** DOCUMENT EXTRACT **

··········

The King's Roost; Credit: Rachael Narins

The store itself is bright, welcoming and has a clean design. You can choose from a very well-researched assortment of books, aprons, kits and tools for brewing kombucha, making soap and more. In the store they'll also have ferments in progress. Trish Sie says, “We want people to see everything in various stages. It's going to be like Colonial Williamsburg in here.”

“You can buy things online, but that takes away from the tactile experience,” says Roe Sie. “The point of a brick-and-mortar is so customers can come in and see how everything works and be able to ask us questions.”

The Sies will not just send you home with a mushroom-growing kit, they can give you tips on how to use it because they've done it. Bought one of their elegant pickle-making crocks but don't quite know how to use it? They have you covered with videos edited by Trish (who happens to also be an award-winning director) that show each step.

··········

** INFORMATION GIVEN **
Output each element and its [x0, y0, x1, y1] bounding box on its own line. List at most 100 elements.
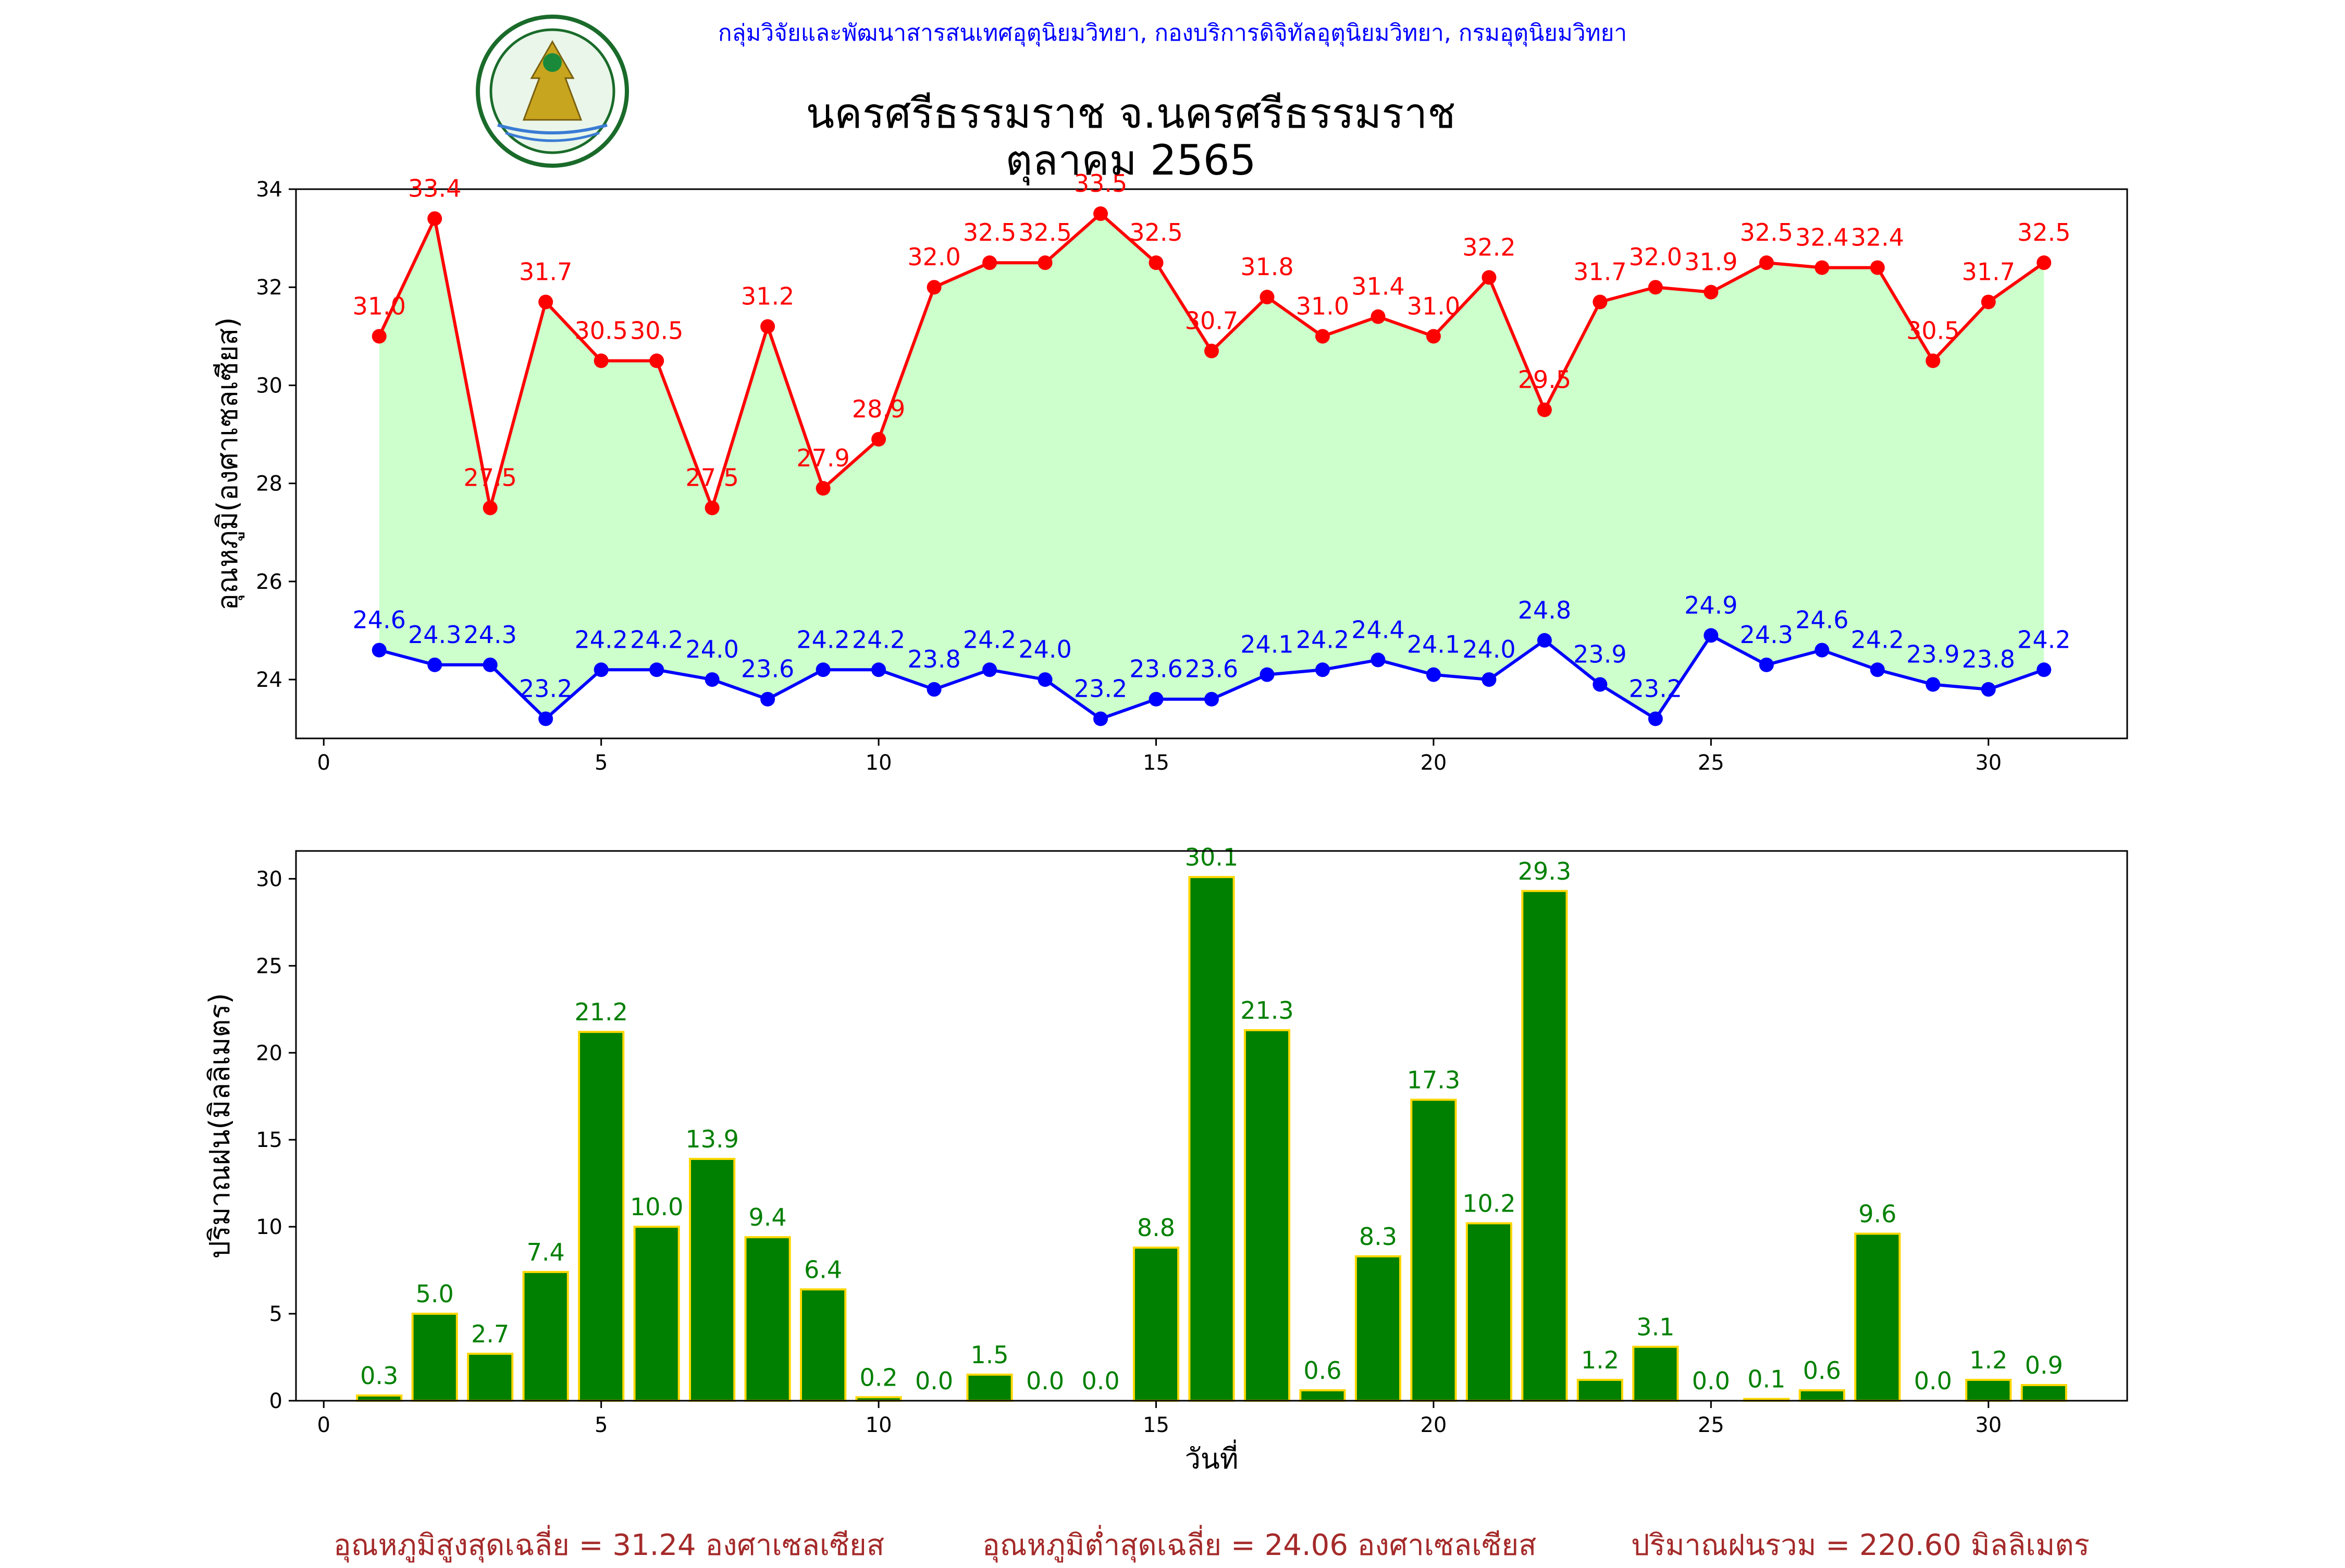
max-temp-point — [1815, 260, 1830, 275]
min-temp-data-label: 24.2 — [1296, 625, 1349, 653]
rain-bar — [578, 1031, 625, 1402]
rain-data-label: 8.8 — [1137, 1214, 1175, 1242]
max-temp-data-label: 32.0 — [1629, 243, 1682, 271]
min-temp-point — [1426, 667, 1441, 682]
min-temp-data-label: 24.2 — [2017, 625, 2070, 653]
rain-data-label: 21.2 — [574, 998, 627, 1026]
min-temp-data-label: 24.3 — [1740, 621, 1793, 649]
min-temp-data-label: 24.3 — [408, 621, 461, 649]
min-temp-point — [816, 662, 831, 677]
min-temp-data-label: 23.6 — [741, 655, 794, 683]
rain-bar — [356, 1394, 403, 1402]
min-temp-data-label: 24.6 — [353, 606, 406, 634]
min-temp-point — [705, 672, 720, 687]
temp-x-tick-label: 15 — [1143, 751, 1169, 775]
rain-x-tick-label: 5 — [595, 1413, 608, 1437]
min-temp-point — [483, 657, 498, 672]
max-temp-point — [760, 319, 775, 334]
rain-data-label: 0.0 — [1026, 1367, 1064, 1395]
min-temp-point — [427, 657, 442, 672]
max-temp-data-label: 30.5 — [574, 316, 627, 344]
max-temp-data-label: 32.5 — [1740, 218, 1793, 246]
max-temp-point — [372, 329, 387, 344]
rain-y-axis-label: ปริมาณฝน(มิลลิเมตร) — [203, 993, 236, 1259]
rain-bar — [1243, 1029, 1291, 1402]
min-temp-point — [1704, 628, 1719, 643]
rain-data-label: 10.0 — [630, 1193, 683, 1221]
max-temp-point — [1981, 294, 1996, 310]
temp-y-tick-label: 34 — [256, 178, 282, 202]
max-temp-data-label: 31.8 — [1240, 253, 1293, 281]
min-temp-point — [1260, 667, 1275, 682]
max-temp-data-label: 32.5 — [1129, 218, 1182, 246]
max-temp-point — [1759, 255, 1774, 270]
temp-y-tick-label: 28 — [256, 472, 282, 496]
rain-data-label: 8.3 — [1359, 1223, 1397, 1251]
max-temp-point — [1926, 353, 1941, 368]
min-temp-point — [760, 692, 775, 707]
rain-frame — [295, 850, 2128, 1402]
max-temp-data-label: 31.7 — [1573, 257, 1626, 286]
rain-x-tick-label: 25 — [1698, 1413, 1724, 1437]
rain-bar — [1188, 876, 1235, 1402]
rain-data-label: 5.0 — [416, 1280, 454, 1308]
rain-y-tick-label: 25 — [256, 954, 282, 978]
rain-bar — [411, 1313, 458, 1402]
max-temp-data-label: 31.0 — [1407, 292, 1460, 320]
min-temp-data-label: 23.8 — [1962, 645, 2015, 673]
min-temp-point — [1870, 662, 1885, 677]
rain-bar — [467, 1352, 514, 1402]
rain-y-tick-label: 10 — [256, 1215, 282, 1239]
temp-frame — [295, 188, 2128, 739]
rain-bar — [633, 1226, 680, 1402]
max-temp-point — [483, 500, 498, 515]
max-temp-point — [1315, 329, 1330, 344]
min-temp-point — [1759, 657, 1774, 672]
rain-bar — [1132, 1246, 1180, 1402]
rain-bar — [1798, 1389, 1845, 1402]
rain-data-label: 0.6 — [1803, 1356, 1841, 1385]
min-temp-data-label: 24.0 — [1018, 635, 1071, 663]
min-temp-data-label: 24.1 — [1240, 631, 1293, 659]
min-temp-point — [871, 662, 886, 677]
min-temp-point — [1537, 633, 1552, 648]
rain-data-label: 0.0 — [1914, 1367, 1952, 1395]
temp-x-tick-label: 20 — [1420, 751, 1447, 775]
max-temp-data-label: 31.4 — [1351, 273, 1404, 301]
rain-y-tick-label: 15 — [256, 1128, 282, 1152]
rain-bar — [1299, 1389, 1346, 1402]
max-temp-data-label: 33.4 — [408, 174, 461, 202]
min-temp-data-label: 23.8 — [907, 645, 960, 673]
min-temp-data-label: 24.9 — [1684, 591, 1737, 619]
summary-avg-max-temp: อุณหภูมิสูงสุดเฉลี่ย = 31.24 องศาเซลเซีย… — [334, 1528, 885, 1562]
max-temp-data-label: 32.5 — [963, 218, 1016, 246]
temp-x-tick-label: 25 — [1698, 751, 1724, 775]
rain-data-label: 17.3 — [1407, 1066, 1460, 1094]
max-temp-data-label: 27.5 — [685, 464, 738, 492]
min-temp-data-label: 23.6 — [1129, 655, 1182, 683]
min-temp-point — [2037, 662, 2052, 677]
max-temp-point — [1704, 285, 1719, 300]
rain-x-tick-label: 15 — [1143, 1413, 1169, 1437]
temp-y-tick-label: 26 — [256, 570, 282, 594]
rain-data-label: 0.1 — [1747, 1365, 1785, 1393]
max-temp-data-label: 32.5 — [1018, 218, 1071, 246]
rain-bar — [1465, 1222, 1513, 1402]
rain-data-label: 1.2 — [1581, 1346, 1619, 1374]
rain-data-label: 6.4 — [804, 1255, 842, 1283]
rain-data-label: 30.1 — [1185, 843, 1238, 871]
min-temp-point — [1093, 711, 1108, 726]
min-temp-data-label: 23.2 — [519, 674, 572, 702]
min-temp-data-label: 23.2 — [1074, 674, 1127, 702]
min-temp-data-label: 23.6 — [1185, 655, 1238, 683]
temp-x-tick-label: 5 — [595, 751, 608, 775]
max-temp-data-label: 32.0 — [907, 243, 960, 271]
agency-header: กลุ่มวิจัยและพัฒนาสารสนเทศอุตุนิยมวิทยา,… — [718, 20, 1627, 46]
max-temp-data-label: 27.5 — [463, 464, 516, 492]
max-temp-point — [871, 431, 886, 447]
min-temp-data-label: 24.2 — [852, 625, 905, 653]
min-temp-point — [1482, 672, 1497, 687]
rain-data-label: 0.2 — [860, 1363, 898, 1391]
max-temp-data-label: 31.0 — [1296, 292, 1349, 320]
rain-bar — [1354, 1255, 1402, 1402]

··········

** SHORT EXERCISE 1 **
Repeat the passage about The King's Roost word for word, starting at "The Sies will" and ending at "show each step.".
** SHORT EXERCISE 2 **
Carry on the passage about The King's Roost from its last sentence.
You won't need the records for any of this.

** FINAL ANSWER 1 **
The Sies will not just send you home with a mushroom-growing kit, they can give you tips on how to use it because they've done it. Bought one of their elegant pickle-making crocks but don't quite know how to use it? They have you covered with videos edited by Trish (who happens to also be an award-winning director) that show each step.

** FINAL ANSWER 2 **
One of the highlights of the store is its selection of organic whole grains — hard wheat, soft wheat, corn, teff (an Ethiopian lovegrass) and purple barley — and their stunningly designed KoMo grain mills.

“People have been milling grains forever, but now we don't do it at home. When you touch the mill and the flour and see it working it’s an “ah-ha!' moment, and you think 'This is what I should be doing,'” says Sie. The store aims to be a hub for the growing DIY community and they are for sure off to a good start.